### Task material
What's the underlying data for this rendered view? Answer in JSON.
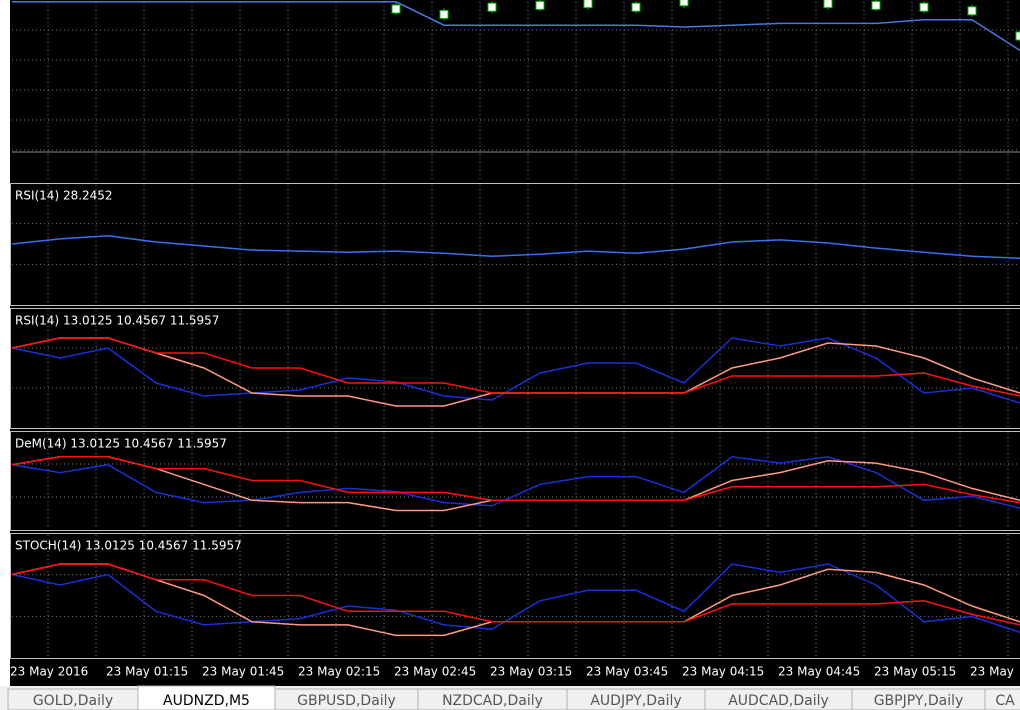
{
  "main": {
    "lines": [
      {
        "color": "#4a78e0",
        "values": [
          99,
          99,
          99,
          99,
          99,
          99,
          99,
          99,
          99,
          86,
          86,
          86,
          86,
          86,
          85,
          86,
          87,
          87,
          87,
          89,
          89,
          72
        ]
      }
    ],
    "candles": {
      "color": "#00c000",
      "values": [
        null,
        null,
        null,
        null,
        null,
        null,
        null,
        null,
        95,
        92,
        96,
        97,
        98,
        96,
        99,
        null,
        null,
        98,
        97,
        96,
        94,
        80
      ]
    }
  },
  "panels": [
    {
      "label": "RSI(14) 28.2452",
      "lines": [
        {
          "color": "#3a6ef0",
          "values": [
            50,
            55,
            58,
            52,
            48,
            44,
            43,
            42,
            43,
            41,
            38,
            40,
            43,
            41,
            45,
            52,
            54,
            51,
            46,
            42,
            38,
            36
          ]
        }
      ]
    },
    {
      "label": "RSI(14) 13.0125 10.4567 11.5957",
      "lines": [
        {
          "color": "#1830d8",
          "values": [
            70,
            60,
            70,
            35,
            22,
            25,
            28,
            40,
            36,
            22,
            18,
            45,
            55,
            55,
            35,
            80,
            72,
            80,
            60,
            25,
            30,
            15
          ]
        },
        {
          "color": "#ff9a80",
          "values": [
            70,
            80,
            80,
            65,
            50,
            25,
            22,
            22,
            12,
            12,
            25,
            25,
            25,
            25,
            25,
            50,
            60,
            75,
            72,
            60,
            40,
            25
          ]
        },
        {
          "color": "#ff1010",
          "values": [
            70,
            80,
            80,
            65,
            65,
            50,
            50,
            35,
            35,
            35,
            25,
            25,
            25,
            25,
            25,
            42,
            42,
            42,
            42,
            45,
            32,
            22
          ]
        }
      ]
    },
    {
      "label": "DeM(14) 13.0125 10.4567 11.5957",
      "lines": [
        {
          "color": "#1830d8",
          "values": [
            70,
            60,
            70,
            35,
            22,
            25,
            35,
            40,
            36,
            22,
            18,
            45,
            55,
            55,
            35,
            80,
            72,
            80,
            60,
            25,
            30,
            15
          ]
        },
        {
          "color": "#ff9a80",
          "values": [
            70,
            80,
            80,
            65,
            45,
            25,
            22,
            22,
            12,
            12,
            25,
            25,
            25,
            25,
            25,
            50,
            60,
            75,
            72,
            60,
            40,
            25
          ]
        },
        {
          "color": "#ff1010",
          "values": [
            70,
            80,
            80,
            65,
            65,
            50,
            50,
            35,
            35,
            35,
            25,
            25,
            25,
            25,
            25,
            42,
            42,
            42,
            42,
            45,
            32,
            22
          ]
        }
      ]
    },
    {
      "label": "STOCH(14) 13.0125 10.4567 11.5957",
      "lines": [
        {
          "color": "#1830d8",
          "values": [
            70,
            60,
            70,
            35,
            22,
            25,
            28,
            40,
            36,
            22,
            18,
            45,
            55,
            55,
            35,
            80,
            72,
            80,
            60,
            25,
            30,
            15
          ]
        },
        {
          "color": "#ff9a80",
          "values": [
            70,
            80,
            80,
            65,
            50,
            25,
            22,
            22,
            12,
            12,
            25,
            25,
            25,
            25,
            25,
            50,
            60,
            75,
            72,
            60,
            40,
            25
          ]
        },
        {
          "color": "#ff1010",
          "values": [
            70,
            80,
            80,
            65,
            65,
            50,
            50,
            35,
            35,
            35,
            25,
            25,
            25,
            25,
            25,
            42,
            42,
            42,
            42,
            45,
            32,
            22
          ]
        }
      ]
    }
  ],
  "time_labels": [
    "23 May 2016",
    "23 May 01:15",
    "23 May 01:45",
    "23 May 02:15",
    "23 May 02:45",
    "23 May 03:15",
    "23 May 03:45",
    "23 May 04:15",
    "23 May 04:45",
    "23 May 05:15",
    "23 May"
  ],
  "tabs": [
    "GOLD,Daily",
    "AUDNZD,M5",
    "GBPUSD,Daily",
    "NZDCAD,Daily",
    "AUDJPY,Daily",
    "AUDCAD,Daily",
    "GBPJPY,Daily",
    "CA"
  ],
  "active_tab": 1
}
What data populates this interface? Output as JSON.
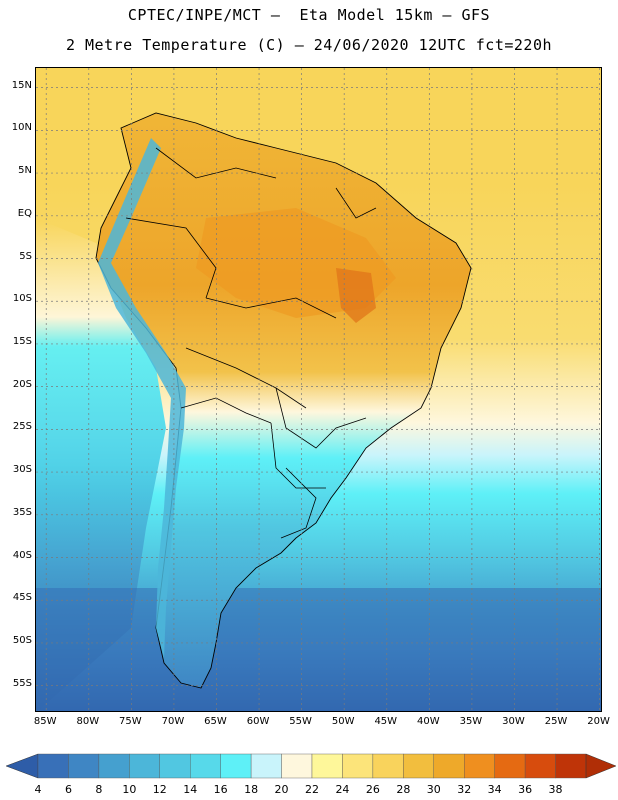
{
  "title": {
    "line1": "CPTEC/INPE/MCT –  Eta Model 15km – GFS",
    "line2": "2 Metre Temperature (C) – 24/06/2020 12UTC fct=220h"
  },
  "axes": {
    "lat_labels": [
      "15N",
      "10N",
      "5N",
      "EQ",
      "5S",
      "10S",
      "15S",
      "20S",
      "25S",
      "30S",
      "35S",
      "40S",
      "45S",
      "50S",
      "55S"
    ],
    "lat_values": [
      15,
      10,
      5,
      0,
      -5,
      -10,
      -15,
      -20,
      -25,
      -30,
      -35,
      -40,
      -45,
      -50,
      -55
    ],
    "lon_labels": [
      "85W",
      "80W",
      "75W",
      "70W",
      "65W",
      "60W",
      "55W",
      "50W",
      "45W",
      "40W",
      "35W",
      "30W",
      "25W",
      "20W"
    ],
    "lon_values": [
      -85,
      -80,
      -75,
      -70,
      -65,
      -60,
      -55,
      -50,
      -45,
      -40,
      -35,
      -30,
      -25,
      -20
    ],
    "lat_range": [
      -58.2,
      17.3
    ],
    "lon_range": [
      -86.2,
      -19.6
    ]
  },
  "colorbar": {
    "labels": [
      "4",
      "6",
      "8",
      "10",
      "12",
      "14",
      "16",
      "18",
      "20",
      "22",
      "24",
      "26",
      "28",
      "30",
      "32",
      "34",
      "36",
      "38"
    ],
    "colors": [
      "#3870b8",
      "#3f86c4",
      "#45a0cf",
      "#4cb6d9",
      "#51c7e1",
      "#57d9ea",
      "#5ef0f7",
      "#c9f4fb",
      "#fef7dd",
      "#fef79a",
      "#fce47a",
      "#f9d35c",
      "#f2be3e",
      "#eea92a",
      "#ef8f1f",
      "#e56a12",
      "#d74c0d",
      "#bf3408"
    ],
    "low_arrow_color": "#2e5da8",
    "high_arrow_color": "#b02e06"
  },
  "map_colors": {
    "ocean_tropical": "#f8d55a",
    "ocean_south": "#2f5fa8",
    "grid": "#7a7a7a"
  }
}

### Aim of the exercise
Transcribe every entry above exactly. Omit all pictures.

### Solution for this task
What's the underlying data for this rendered view? Answer in JSON.
{
  "main": {
    "lines": [
      {
        "color": "#4a78e0",
        "values": [
          99,
          99,
          99,
          99,
          99,
          99,
          99,
          99,
          99,
          86,
          86,
          86,
          86,
          86,
          85,
          86,
          87,
          87,
          87,
          89,
          89,
          72
        ]
      }
    ],
    "candles": {
      "color": "#00c000",
      "values": [
        null,
        null,
        null,
        null,
        null,
        null,
        null,
        null,
        95,
        92,
        96,
        97,
        98,
        96,
        99,
        null,
        null,
        98,
        97,
        96,
        94,
        80
      ]
    }
  },
  "panels": [
    {
      "label": "RSI(14) 28.2452",
      "lines": [
        {
          "color": "#3a6ef0",
          "values": [
            50,
            55,
            58,
            52,
            48,
            44,
            43,
            42,
            43,
            41,
            38,
            40,
            43,
            41,
            45,
            52,
            54,
            51,
            46,
            42,
            38,
            36
          ]
        }
      ]
    },
    {
      "label": "RSI(14) 13.0125 10.4567 11.5957",
      "lines": [
        {
          "color": "#1830d8",
          "values": [
            70,
            60,
            70,
            35,
            22,
            25,
            28,
            40,
            36,
            22,
            18,
            45,
            55,
            55,
            35,
            80,
            72,
            80,
            60,
            25,
            30,
            15
          ]
        },
        {
          "color": "#ff9a80",
          "values": [
            70,
            80,
            80,
            65,
            50,
            25,
            22,
            22,
            12,
            12,
            25,
            25,
            25,
            25,
            25,
            50,
            60,
            75,
            72,
            60,
            40,
            25
          ]
        },
        {
          "color": "#ff1010",
          "values": [
            70,
            80,
            80,
            65,
            65,
            50,
            50,
            35,
            35,
            35,
            25,
            25,
            25,
            25,
            25,
            42,
            42,
            42,
            42,
            45,
            32,
            22
          ]
        }
      ]
    },
    {
      "label": "DeM(14) 13.0125 10.4567 11.5957",
      "lines": [
        {
          "color": "#1830d8",
          "values": [
            70,
            60,
            70,
            35,
            22,
            25,
            35,
            40,
            36,
            22,
            18,
            45,
            55,
            55,
            35,
            80,
            72,
            80,
            60,
            25,
            30,
            15
          ]
        },
        {
          "color": "#ff9a80",
          "values": [
            70,
            80,
            80,
            65,
            45,
            25,
            22,
            22,
            12,
            12,
            25,
            25,
            25,
            25,
            25,
            50,
            60,
            75,
            72,
            60,
            40,
            25
          ]
        },
        {
          "color": "#ff1010",
          "values": [
            70,
            80,
            80,
            65,
            65,
            50,
            50,
            35,
            35,
            35,
            25,
            25,
            25,
            25,
            25,
            42,
            42,
            42,
            42,
            45,
            32,
            22
          ]
        }
      ]
    },
    {
      "label": "STOCH(14) 13.0125 10.4567 11.5957",
      "lines": [
        {
          "color": "#1830d8",
          "values": [
            70,
            60,
            70,
            35,
            22,
            25,
            28,
            40,
            36,
            22,
            18,
            45,
            55,
            55,
            35,
            80,
            72,
            80,
            60,
            25,
            30,
            15
          ]
        },
        {
          "color": "#ff9a80",
          "values": [
            70,
            80,
            80,
            65,
            50,
            25,
            22,
            22,
            12,
            12,
            25,
            25,
            25,
            25,
            25,
            50,
            60,
            75,
            72,
            60,
            40,
            25
          ]
        },
        {
          "color": "#ff1010",
          "values": [
            70,
            80,
            80,
            65,
            65,
            50,
            50,
            35,
            35,
            35,
            25,
            25,
            25,
            25,
            25,
            42,
            42,
            42,
            42,
            45,
            32,
            22
          ]
        }
      ]
    }
  ],
  "time_labels": [
    "23 May 2016",
    "23 May 01:15",
    "23 May 01:45",
    "23 May 02:15",
    "23 May 02:45",
    "23 May 03:15",
    "23 May 03:45",
    "23 May 04:15",
    "23 May 04:45",
    "23 May 05:15",
    "23 May"
  ],
  "tabs": [
    "GOLD,Daily",
    "AUDNZD,M5",
    "GBPUSD,Daily",
    "NZDCAD,Daily",
    "AUDJPY,Daily",
    "AUDCAD,Daily",
    "GBPJPY,Daily",
    "CA"
  ],
  "active_tab": 1
}
What data populates this interface? Output as JSON.
{
  "title": {
    "line1": "CPTEC/INPE/MCT –  Eta Model 15km – GFS",
    "line2": "2 Metre Temperature (C) – 24/06/2020 12UTC fct=220h"
  },
  "axes": {
    "lat_labels": [
      "15N",
      "10N",
      "5N",
      "EQ",
      "5S",
      "10S",
      "15S",
      "20S",
      "25S",
      "30S",
      "35S",
      "40S",
      "45S",
      "50S",
      "55S"
    ],
    "lat_values": [
      15,
      10,
      5,
      0,
      -5,
      -10,
      -15,
      -20,
      -25,
      -30,
      -35,
      -40,
      -45,
      -50,
      -55
    ],
    "lon_labels": [
      "85W",
      "80W",
      "75W",
      "70W",
      "65W",
      "60W",
      "55W",
      "50W",
      "45W",
      "40W",
      "35W",
      "30W",
      "25W",
      "20W"
    ],
    "lon_values": [
      -85,
      -80,
      -75,
      -70,
      -65,
      -60,
      -55,
      -50,
      -45,
      -40,
      -35,
      -30,
      -25,
      -20
    ],
    "lat_range": [
      -58.2,
      17.3
    ],
    "lon_range": [
      -86.2,
      -19.6
    ]
  },
  "colorbar": {
    "labels": [
      "4",
      "6",
      "8",
      "10",
      "12",
      "14",
      "16",
      "18",
      "20",
      "22",
      "24",
      "26",
      "28",
      "30",
      "32",
      "34",
      "36",
      "38"
    ],
    "colors": [
      "#3870b8",
      "#3f86c4",
      "#45a0cf",
      "#4cb6d9",
      "#51c7e1",
      "#57d9ea",
      "#5ef0f7",
      "#c9f4fb",
      "#fef7dd",
      "#fef79a",
      "#fce47a",
      "#f9d35c",
      "#f2be3e",
      "#eea92a",
      "#ef8f1f",
      "#e56a12",
      "#d74c0d",
      "#bf3408"
    ],
    "low_arrow_color": "#2e5da8",
    "high_arrow_color": "#b02e06"
  },
  "map_colors": {
    "ocean_tropical": "#f8d55a",
    "ocean_south": "#2f5fa8",
    "grid": "#7a7a7a"
  }
}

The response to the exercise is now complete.